**TASK TO CARRY OUT:** Please rewrite the rows below, swapping in "screen capture" wherever "screenshot" appears and leaving everything else unchanged.

**INPUT FOR THIS TASK:**
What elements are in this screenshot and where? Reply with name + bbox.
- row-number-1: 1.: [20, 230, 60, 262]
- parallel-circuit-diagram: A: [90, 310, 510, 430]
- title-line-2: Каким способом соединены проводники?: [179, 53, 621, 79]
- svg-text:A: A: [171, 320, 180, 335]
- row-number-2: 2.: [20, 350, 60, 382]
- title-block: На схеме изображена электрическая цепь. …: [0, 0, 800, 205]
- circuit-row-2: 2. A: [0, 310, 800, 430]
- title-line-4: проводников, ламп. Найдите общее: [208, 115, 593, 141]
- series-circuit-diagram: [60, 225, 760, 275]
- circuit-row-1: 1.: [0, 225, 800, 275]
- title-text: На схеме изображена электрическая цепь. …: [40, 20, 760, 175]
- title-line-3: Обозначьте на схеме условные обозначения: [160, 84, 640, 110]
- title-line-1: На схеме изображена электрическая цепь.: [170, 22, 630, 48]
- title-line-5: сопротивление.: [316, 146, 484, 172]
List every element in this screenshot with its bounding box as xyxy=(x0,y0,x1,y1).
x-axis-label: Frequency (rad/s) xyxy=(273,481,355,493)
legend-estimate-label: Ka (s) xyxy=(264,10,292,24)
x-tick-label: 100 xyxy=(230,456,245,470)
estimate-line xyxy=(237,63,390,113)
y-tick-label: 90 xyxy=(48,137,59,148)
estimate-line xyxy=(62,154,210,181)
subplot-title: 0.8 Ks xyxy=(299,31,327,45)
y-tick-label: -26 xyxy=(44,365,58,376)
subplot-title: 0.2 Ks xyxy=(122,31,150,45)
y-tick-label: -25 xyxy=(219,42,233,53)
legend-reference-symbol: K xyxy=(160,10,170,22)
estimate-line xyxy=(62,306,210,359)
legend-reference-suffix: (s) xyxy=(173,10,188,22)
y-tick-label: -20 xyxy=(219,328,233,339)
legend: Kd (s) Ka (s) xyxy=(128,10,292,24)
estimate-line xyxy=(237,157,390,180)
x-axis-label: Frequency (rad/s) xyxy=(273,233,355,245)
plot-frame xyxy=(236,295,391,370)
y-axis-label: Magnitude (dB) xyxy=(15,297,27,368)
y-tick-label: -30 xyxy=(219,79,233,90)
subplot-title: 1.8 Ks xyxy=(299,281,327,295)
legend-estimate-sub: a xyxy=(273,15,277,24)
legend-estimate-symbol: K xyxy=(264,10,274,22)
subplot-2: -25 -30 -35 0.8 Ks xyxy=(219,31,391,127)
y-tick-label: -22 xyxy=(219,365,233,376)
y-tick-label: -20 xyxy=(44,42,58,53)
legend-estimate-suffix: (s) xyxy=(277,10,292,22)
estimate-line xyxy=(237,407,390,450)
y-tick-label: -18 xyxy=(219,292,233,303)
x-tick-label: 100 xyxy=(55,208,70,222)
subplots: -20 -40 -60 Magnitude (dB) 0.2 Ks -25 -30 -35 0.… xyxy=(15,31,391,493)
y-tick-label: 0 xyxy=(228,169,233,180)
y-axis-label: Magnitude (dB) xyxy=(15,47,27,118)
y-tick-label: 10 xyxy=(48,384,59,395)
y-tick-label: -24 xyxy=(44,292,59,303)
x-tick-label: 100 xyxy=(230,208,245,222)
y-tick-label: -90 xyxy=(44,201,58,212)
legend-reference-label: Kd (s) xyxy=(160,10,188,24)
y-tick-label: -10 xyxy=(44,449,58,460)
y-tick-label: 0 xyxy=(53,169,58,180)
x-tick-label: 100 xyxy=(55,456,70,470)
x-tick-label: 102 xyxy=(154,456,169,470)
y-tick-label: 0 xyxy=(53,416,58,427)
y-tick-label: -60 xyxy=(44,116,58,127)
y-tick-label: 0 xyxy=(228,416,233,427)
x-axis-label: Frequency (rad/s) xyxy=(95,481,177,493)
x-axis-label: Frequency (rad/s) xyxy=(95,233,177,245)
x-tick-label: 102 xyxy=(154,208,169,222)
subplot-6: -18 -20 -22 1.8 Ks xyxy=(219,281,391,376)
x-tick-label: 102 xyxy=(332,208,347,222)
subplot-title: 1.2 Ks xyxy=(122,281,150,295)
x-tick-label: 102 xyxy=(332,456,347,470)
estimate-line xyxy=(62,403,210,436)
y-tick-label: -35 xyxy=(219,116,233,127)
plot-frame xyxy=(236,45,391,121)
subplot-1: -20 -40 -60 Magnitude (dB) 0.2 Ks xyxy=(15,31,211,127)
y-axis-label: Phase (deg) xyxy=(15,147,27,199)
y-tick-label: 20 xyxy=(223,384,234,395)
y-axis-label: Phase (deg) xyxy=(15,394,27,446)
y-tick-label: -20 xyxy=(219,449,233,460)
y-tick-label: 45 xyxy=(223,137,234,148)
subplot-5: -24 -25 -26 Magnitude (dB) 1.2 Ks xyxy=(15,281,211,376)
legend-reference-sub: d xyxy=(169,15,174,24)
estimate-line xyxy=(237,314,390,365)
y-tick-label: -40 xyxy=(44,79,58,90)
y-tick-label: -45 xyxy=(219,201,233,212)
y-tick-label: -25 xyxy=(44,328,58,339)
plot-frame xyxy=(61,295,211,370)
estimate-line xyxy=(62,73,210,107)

**SOLUTION:**
What elements are in this screen capture and where? Reply with name + bbox.
- row-number-1: 1.: [20, 230, 60, 262]
- parallel-circuit-diagram: A: [90, 310, 510, 430]
- title-line-2: Каким способом соединены проводники?: [179, 53, 621, 79]
- svg-text:A: A: [171, 320, 180, 335]
- row-number-2: 2.: [20, 350, 60, 382]
- title-block: На схеме изображена электрическая цепь. …: [0, 0, 800, 205]
- circuit-row-2: 2. A: [0, 310, 800, 430]
- title-line-4: проводников, ламп. Найдите общее: [208, 115, 593, 141]
- series-circuit-diagram: [60, 225, 760, 275]
- circuit-row-1: 1.: [0, 225, 800, 275]
- title-text: На схеме изображена электрическая цепь. …: [40, 20, 760, 175]
- title-line-3: Обозначьте на схеме условные обозначения: [160, 84, 640, 110]
- title-line-1: На схеме изображена электрическая цепь.: [170, 22, 630, 48]
- title-line-5: сопротивление.: [316, 146, 484, 172]
List every element in this screen capture with its bounding box as xyxy=(x0,y0,x1,y1).
x-axis-label: Frequency (rad/s) xyxy=(273,481,355,493)
legend-estimate-label: Ka (s) xyxy=(264,10,292,24)
x-tick-label: 100 xyxy=(230,456,245,470)
estimate-line xyxy=(237,63,390,113)
y-tick-label: 90 xyxy=(48,137,59,148)
estimate-line xyxy=(62,154,210,181)
subplot-title: 0.8 Ks xyxy=(299,31,327,45)
y-tick-label: -26 xyxy=(44,365,58,376)
subplot-title: 0.2 Ks xyxy=(122,31,150,45)
y-tick-label: -25 xyxy=(219,42,233,53)
legend-reference-symbol: K xyxy=(160,10,170,22)
estimate-line xyxy=(62,306,210,359)
legend-reference-suffix: (s) xyxy=(173,10,188,22)
y-tick-label: -20 xyxy=(219,328,233,339)
legend: Kd (s) Ka (s) xyxy=(128,10,292,24)
estimate-line xyxy=(237,157,390,180)
x-axis-label: Frequency (rad/s) xyxy=(273,233,355,245)
plot-frame xyxy=(236,295,391,370)
y-axis-label: Magnitude (dB) xyxy=(15,297,27,368)
y-tick-label: -30 xyxy=(219,79,233,90)
subplot-title: 1.8 Ks xyxy=(299,281,327,295)
legend-estimate-sub: a xyxy=(273,15,277,24)
legend-estimate-symbol: K xyxy=(264,10,274,22)
subplot-2: -25 -30 -35 0.8 Ks xyxy=(219,31,391,127)
y-tick-label: -22 xyxy=(219,365,233,376)
y-tick-label: -20 xyxy=(44,42,58,53)
legend-estimate-suffix: (s) xyxy=(277,10,292,22)
estimate-line xyxy=(237,407,390,450)
y-tick-label: -18 xyxy=(219,292,233,303)
x-tick-label: 100 xyxy=(55,208,70,222)
subplots: -20 -40 -60 Magnitude (dB) 0.2 Ks -25 -30 -35 0.… xyxy=(15,31,391,493)
y-tick-label: 0 xyxy=(228,169,233,180)
y-axis-label: Magnitude (dB) xyxy=(15,47,27,118)
y-tick-label: 10 xyxy=(48,384,59,395)
y-tick-label: -24 xyxy=(44,292,59,303)
x-tick-label: 100 xyxy=(230,208,245,222)
y-tick-label: -90 xyxy=(44,201,58,212)
legend-reference-label: Kd (s) xyxy=(160,10,188,24)
y-tick-label: -10 xyxy=(44,449,58,460)
y-tick-label: 0 xyxy=(53,169,58,180)
x-tick-label: 100 xyxy=(55,456,70,470)
x-tick-label: 102 xyxy=(154,456,169,470)
y-tick-label: 0 xyxy=(53,416,58,427)
y-tick-label: -60 xyxy=(44,116,58,127)
y-tick-label: 0 xyxy=(228,416,233,427)
x-axis-label: Frequency (rad/s) xyxy=(95,481,177,493)
x-axis-label: Frequency (rad/s) xyxy=(95,233,177,245)
x-tick-label: 102 xyxy=(154,208,169,222)
subplot-6: -18 -20 -22 1.8 Ks xyxy=(219,281,391,376)
x-tick-label: 102 xyxy=(332,208,347,222)
subplot-title: 1.2 Ks xyxy=(122,281,150,295)
x-tick-label: 102 xyxy=(332,456,347,470)
estimate-line xyxy=(62,403,210,436)
y-tick-label: -35 xyxy=(219,116,233,127)
plot-frame xyxy=(236,45,391,121)
subplot-1: -20 -40 -60 Magnitude (dB) 0.2 Ks xyxy=(15,31,211,127)
y-axis-label: Phase (deg) xyxy=(15,147,27,199)
y-tick-label: 20 xyxy=(223,384,234,395)
y-axis-label: Phase (deg) xyxy=(15,394,27,446)
y-tick-label: -20 xyxy=(219,449,233,460)
y-tick-label: 45 xyxy=(223,137,234,148)
subplot-5: -24 -25 -26 Magnitude (dB) 1.2 Ks xyxy=(15,281,211,376)
legend-reference-sub: d xyxy=(169,15,174,24)
estimate-line xyxy=(237,314,390,365)
y-tick-label: -40 xyxy=(44,79,58,90)
y-tick-label: -45 xyxy=(219,201,233,212)
y-tick-label: -25 xyxy=(44,328,58,339)
plot-frame xyxy=(61,295,211,370)
estimate-line xyxy=(62,73,210,107)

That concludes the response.